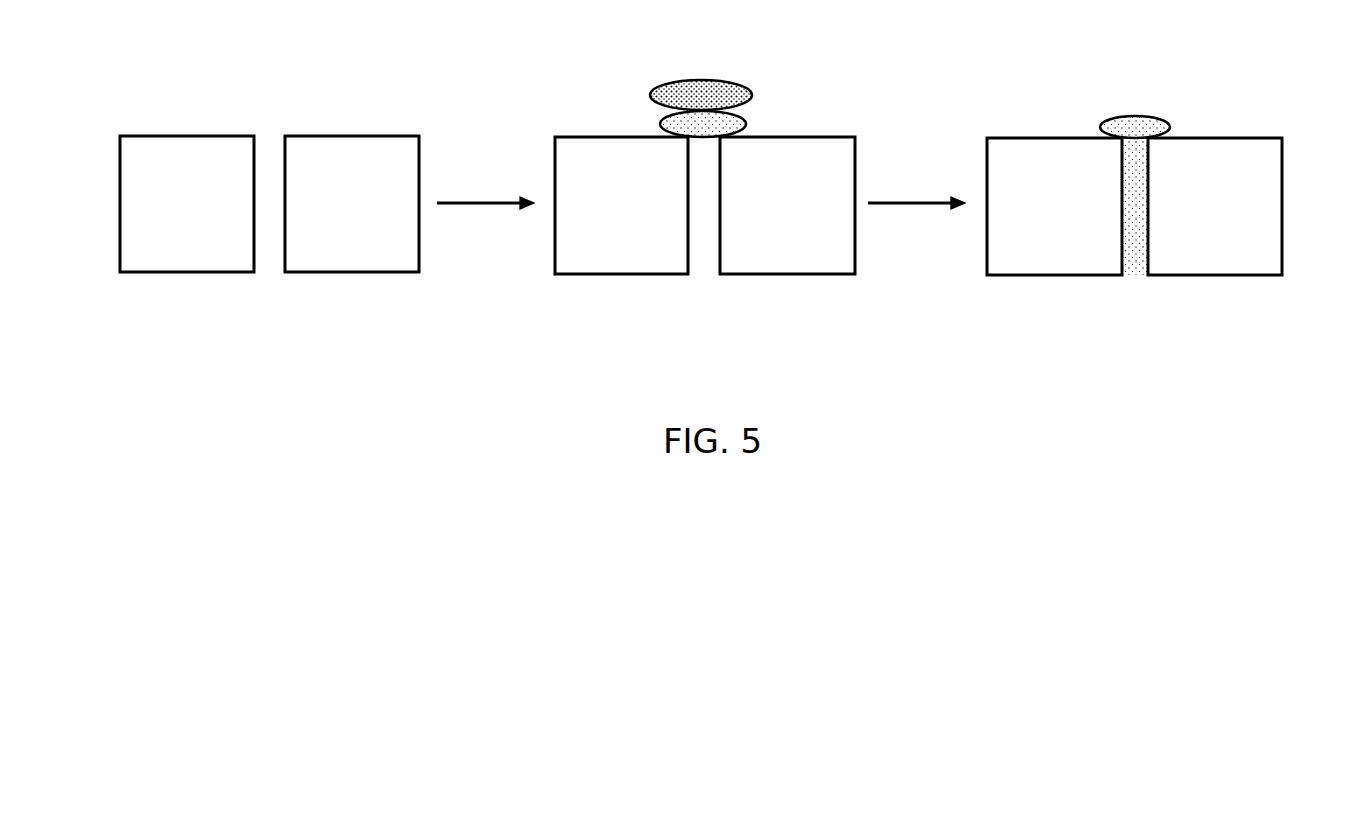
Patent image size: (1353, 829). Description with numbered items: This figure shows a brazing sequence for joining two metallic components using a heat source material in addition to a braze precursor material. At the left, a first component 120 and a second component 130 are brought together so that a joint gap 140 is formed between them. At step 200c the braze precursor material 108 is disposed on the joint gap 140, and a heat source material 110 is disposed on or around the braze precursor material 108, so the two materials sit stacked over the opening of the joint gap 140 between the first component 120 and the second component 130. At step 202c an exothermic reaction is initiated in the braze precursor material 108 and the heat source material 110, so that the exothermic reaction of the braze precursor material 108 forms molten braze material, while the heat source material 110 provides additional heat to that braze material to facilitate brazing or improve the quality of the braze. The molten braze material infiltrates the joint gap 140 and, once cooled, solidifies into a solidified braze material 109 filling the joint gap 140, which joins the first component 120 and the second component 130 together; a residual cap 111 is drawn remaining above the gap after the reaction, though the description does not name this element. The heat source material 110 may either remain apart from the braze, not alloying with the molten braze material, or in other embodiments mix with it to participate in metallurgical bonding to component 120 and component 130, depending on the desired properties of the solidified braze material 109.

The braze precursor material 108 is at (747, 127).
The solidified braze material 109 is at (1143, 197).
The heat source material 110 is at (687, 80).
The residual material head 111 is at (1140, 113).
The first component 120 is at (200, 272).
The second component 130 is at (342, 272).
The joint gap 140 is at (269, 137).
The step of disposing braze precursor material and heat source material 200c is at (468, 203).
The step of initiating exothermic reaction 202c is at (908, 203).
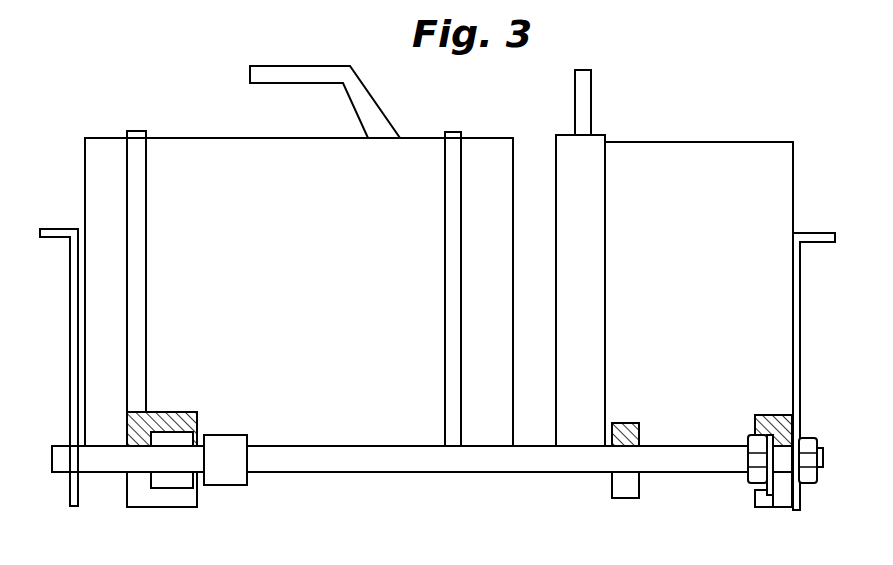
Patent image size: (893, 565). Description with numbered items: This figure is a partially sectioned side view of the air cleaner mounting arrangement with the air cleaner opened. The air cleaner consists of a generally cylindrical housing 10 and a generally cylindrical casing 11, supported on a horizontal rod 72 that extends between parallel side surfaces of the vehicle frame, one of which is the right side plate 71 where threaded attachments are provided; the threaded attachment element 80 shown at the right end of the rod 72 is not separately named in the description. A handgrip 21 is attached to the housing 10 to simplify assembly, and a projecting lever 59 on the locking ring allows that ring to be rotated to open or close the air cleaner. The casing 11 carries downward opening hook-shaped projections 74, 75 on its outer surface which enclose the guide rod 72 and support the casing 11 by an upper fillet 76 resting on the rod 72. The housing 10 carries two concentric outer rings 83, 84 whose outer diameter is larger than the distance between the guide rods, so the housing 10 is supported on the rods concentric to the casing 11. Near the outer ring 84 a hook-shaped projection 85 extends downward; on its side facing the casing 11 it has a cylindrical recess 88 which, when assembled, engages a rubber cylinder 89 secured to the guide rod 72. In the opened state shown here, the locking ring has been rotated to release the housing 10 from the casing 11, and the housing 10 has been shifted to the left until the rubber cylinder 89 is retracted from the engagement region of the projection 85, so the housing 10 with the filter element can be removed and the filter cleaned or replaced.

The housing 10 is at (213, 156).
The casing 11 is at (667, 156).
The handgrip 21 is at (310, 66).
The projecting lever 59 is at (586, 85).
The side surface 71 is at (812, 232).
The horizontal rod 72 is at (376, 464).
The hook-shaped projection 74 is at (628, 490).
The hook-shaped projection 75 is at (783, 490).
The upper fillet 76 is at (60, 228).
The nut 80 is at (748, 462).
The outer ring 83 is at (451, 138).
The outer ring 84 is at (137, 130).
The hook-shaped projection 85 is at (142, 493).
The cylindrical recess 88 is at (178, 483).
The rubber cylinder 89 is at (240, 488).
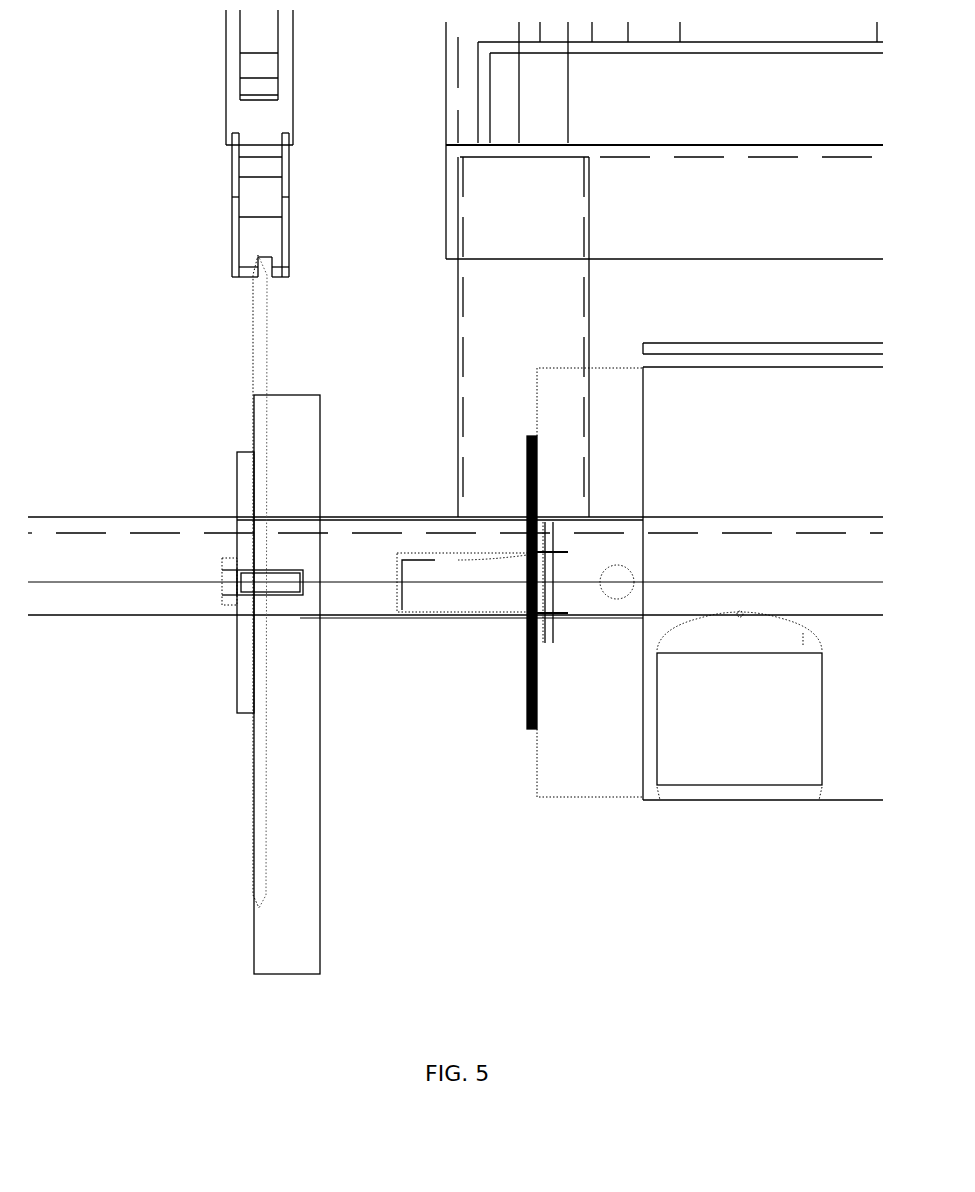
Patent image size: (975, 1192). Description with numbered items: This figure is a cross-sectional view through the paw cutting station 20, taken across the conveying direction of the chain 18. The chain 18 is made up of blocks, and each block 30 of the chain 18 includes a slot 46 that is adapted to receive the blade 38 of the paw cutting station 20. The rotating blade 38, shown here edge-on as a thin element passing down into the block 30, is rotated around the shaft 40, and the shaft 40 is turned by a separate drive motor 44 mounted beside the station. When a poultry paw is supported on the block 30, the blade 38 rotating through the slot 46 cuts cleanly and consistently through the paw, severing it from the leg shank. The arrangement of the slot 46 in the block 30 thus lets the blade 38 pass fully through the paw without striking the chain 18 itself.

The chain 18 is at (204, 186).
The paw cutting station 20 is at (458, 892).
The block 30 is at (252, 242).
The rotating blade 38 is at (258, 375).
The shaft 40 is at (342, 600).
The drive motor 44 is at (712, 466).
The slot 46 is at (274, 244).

* * *

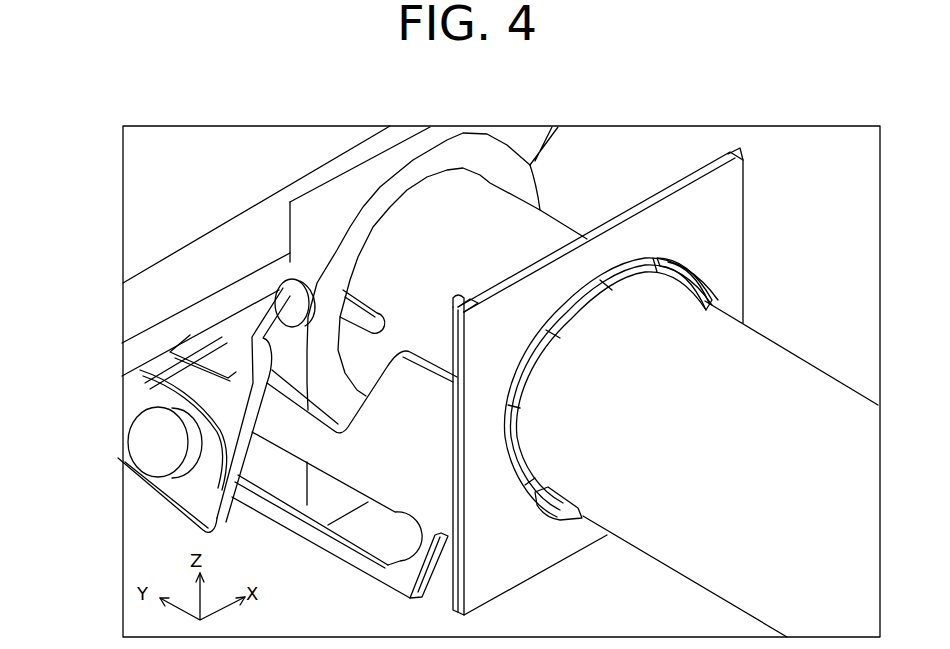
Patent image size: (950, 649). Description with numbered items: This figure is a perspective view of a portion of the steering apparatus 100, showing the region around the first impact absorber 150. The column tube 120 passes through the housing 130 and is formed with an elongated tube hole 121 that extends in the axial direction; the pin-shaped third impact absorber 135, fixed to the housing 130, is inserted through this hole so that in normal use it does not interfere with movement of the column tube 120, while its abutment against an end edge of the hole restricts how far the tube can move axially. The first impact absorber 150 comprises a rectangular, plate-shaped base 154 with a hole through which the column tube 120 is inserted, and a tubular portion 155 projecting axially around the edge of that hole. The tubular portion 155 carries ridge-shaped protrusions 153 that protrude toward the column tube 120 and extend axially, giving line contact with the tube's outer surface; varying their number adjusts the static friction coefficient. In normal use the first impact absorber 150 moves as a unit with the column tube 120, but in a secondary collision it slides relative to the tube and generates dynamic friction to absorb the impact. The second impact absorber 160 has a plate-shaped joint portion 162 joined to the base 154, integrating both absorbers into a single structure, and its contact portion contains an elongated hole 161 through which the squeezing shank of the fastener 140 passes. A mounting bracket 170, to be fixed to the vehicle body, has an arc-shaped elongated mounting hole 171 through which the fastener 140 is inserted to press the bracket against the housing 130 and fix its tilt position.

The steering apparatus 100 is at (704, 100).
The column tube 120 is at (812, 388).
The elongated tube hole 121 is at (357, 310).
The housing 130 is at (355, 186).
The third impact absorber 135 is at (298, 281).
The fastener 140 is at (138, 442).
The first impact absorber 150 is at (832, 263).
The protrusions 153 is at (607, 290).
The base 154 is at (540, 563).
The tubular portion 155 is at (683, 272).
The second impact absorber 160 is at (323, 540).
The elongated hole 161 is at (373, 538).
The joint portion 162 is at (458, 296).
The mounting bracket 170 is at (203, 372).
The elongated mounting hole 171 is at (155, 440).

--

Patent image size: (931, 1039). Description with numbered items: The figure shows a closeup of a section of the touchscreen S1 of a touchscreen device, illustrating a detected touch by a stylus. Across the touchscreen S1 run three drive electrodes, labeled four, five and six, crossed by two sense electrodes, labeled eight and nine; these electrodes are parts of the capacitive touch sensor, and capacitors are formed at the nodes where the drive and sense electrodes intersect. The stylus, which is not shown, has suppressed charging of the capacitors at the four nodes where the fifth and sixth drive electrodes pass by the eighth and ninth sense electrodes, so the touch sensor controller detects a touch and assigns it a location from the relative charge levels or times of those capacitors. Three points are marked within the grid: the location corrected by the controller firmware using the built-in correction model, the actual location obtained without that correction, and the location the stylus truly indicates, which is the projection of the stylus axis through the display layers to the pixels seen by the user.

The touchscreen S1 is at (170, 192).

(What is needed) Reproduce the stretch of the material from the line containing "Patent image size: (975, 1192)." through the line containing "The shaft 40 is at (342, 600).", including both of those lines.

(Task answer)
Patent image size: (975, 1192). Description with numbered items: This figure is a cross-sectional view through the paw cutting station 20, taken across the conveying direction of the chain 18. The chain 18 is made up of blocks, and each block 30 of the chain 18 includes a slot 46 that is adapted to receive the blade 38 of the paw cutting station 20. The rotating blade 38, shown here edge-on as a thin element passing down into the block 30, is rotated around the shaft 40, and the shaft 40 is turned by a separate drive motor 44 mounted beside the station. When a poultry paw is supported on the block 30, the blade 38 rotating through the slot 46 cuts cleanly and consistently through the paw, severing it from the leg shank. The arrangement of the slot 46 in the block 30 thus lets the blade 38 pass fully through the paw without striking the chain 18 itself.

The chain 18 is at (204, 186).
The paw cutting station 20 is at (458, 892).
The block 30 is at (252, 242).
The rotating blade 38 is at (258, 375).
The shaft 40 is at (342, 600).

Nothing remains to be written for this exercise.